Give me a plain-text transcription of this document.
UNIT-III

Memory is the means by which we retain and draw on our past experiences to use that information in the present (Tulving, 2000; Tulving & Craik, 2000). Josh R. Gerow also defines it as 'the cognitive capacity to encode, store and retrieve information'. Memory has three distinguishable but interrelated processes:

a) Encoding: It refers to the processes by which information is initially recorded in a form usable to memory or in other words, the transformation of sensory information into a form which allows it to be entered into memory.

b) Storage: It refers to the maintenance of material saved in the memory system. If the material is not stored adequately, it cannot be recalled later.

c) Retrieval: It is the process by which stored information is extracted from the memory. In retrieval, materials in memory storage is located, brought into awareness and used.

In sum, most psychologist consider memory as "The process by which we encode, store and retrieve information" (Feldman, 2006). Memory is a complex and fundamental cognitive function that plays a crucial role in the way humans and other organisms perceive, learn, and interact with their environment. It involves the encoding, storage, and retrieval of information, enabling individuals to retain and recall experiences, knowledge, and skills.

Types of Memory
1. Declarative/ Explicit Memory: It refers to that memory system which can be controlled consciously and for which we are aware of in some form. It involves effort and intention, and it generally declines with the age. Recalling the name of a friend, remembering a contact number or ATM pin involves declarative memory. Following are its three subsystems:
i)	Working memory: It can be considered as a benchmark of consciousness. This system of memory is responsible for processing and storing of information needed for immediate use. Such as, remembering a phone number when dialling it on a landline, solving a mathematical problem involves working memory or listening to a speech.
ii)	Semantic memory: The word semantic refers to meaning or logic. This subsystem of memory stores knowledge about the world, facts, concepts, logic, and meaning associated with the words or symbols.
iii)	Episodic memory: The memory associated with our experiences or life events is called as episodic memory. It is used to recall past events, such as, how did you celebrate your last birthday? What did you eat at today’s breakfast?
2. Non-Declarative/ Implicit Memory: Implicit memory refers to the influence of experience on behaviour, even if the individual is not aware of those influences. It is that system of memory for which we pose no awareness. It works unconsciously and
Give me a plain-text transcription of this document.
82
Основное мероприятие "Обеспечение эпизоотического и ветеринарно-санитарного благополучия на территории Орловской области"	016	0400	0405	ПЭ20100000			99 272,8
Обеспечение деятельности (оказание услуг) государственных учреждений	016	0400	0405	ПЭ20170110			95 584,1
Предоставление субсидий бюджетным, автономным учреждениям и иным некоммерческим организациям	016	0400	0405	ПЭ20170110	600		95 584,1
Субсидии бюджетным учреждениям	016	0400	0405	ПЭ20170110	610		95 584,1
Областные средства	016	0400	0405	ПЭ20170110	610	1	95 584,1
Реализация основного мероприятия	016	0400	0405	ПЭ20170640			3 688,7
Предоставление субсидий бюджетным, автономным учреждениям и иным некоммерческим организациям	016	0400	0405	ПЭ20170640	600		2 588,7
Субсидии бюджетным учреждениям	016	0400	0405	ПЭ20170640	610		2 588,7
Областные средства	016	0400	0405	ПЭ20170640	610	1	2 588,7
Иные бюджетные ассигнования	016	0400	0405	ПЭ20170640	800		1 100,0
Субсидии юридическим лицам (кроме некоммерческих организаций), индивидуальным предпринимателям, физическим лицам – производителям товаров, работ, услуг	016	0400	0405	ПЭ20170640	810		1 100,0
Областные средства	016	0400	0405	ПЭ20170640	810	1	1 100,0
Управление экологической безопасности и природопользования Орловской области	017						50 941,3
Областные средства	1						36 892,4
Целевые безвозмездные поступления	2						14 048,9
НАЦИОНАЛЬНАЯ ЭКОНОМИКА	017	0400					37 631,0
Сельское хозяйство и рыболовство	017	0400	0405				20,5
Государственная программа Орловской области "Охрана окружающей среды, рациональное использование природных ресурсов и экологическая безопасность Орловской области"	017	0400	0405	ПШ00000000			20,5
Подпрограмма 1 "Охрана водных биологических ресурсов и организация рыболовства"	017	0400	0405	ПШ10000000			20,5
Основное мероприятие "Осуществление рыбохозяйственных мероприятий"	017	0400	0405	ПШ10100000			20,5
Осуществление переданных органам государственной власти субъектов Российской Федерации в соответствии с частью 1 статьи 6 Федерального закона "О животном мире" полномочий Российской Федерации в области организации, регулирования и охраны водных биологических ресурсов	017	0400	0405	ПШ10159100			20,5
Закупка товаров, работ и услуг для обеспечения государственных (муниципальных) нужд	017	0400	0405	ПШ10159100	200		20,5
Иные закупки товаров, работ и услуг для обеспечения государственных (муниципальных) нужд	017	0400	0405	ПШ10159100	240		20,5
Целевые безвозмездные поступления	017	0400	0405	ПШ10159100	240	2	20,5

Work instructions: Go over the entries above and say how many lines hold the string "нужд", with no other text.

Result of the exercise: 2